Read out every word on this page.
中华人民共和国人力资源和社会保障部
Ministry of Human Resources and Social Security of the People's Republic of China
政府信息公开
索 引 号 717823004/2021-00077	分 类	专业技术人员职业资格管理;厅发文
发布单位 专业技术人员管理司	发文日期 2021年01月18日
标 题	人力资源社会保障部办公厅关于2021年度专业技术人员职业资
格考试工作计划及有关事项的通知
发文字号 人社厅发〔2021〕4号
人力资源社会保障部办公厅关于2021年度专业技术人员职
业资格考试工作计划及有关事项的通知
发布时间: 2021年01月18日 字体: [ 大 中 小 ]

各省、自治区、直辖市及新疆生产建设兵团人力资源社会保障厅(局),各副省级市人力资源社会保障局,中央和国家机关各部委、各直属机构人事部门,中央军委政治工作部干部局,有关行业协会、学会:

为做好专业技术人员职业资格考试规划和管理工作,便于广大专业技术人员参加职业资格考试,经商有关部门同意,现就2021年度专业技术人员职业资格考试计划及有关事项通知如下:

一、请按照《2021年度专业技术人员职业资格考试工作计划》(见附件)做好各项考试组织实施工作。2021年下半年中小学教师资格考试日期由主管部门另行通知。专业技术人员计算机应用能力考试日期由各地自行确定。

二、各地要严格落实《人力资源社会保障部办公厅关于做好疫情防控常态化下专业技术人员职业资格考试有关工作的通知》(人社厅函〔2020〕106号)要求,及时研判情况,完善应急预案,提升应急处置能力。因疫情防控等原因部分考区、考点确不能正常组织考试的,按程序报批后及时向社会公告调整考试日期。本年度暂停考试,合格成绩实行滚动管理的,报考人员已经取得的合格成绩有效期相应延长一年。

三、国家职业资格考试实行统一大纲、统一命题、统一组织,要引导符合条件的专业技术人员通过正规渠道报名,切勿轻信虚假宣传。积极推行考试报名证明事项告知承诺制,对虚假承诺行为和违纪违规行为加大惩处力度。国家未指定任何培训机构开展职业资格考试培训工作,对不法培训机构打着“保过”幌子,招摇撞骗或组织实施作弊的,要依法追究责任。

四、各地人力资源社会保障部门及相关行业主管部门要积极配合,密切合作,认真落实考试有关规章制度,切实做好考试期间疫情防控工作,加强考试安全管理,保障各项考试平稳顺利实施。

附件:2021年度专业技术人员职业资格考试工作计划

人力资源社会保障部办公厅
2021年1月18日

-*-

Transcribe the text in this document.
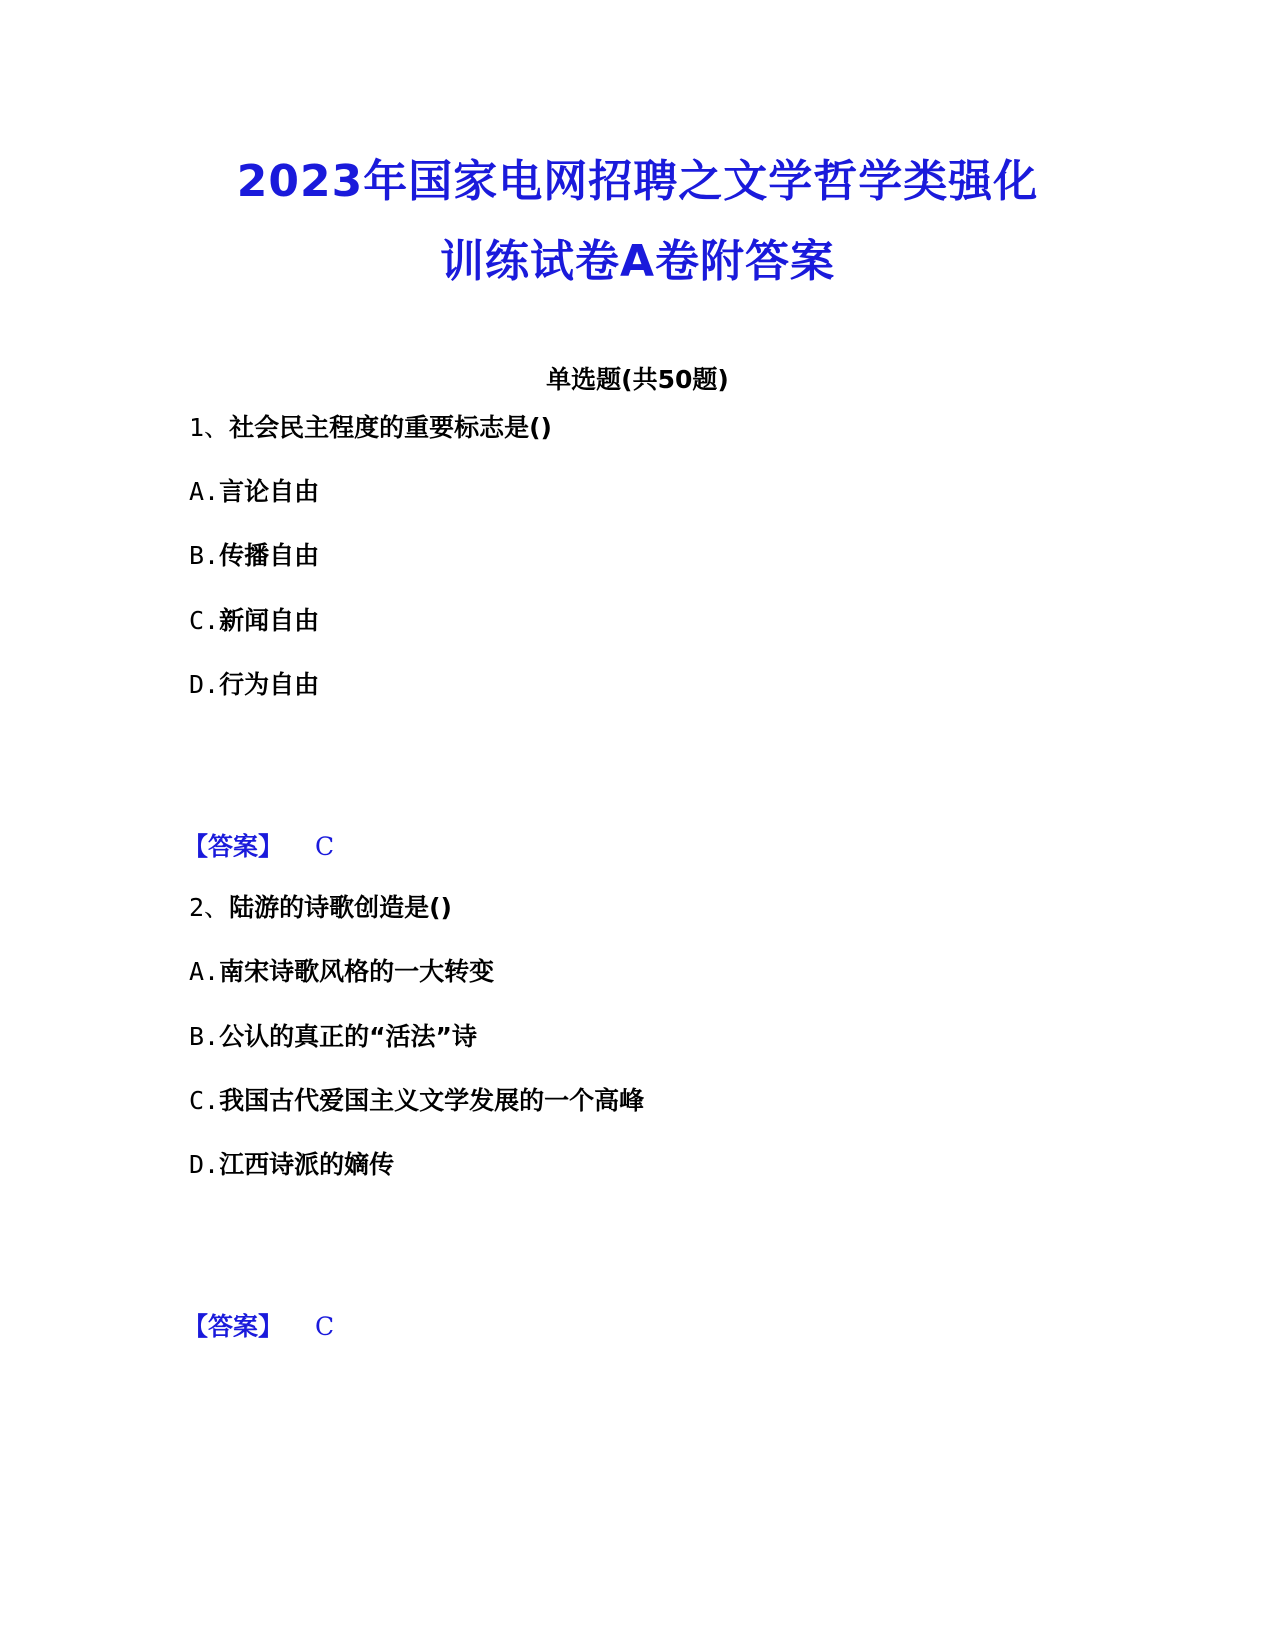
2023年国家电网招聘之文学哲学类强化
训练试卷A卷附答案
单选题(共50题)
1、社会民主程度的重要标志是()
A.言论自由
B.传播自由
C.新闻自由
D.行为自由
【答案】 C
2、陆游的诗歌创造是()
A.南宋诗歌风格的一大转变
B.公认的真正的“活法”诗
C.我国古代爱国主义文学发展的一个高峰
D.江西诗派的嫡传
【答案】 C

-*-

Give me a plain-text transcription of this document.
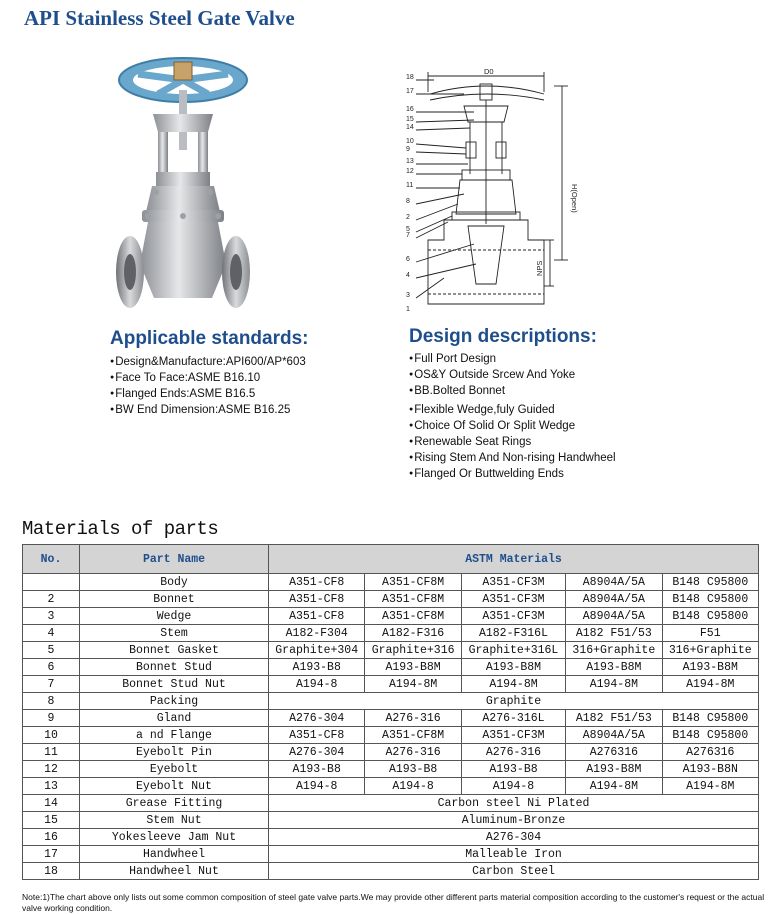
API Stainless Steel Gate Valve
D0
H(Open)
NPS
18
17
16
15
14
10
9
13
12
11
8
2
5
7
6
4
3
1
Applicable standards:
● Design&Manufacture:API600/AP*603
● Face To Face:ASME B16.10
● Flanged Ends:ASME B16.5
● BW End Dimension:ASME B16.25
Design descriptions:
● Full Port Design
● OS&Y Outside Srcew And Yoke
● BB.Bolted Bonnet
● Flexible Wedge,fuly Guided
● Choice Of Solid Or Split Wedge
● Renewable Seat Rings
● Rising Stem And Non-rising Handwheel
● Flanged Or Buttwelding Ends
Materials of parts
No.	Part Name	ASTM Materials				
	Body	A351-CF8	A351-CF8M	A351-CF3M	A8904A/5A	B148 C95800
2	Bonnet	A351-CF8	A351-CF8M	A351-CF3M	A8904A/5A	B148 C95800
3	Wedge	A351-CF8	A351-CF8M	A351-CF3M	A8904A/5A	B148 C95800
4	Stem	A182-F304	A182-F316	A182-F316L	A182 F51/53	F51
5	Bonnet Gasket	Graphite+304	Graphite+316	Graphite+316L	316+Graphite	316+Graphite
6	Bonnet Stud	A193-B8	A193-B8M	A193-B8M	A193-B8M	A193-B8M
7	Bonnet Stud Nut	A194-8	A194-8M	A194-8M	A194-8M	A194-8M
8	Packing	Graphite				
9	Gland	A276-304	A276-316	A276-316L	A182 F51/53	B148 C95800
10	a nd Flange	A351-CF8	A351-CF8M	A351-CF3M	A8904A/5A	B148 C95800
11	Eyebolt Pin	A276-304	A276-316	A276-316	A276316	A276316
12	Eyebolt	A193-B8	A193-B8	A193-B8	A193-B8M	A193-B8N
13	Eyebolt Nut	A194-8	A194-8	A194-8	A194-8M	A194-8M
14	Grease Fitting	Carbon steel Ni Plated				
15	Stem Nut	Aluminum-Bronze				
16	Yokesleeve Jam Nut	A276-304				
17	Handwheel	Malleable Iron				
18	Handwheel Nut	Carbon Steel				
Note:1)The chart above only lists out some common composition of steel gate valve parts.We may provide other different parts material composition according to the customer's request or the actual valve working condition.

-*-

» **What the task asks**:
Wherever a line in the data above holds "document", copy that line.

» **Result for this task**:
Transcribe the text in this document.
Give me a plain-text transcription of this document.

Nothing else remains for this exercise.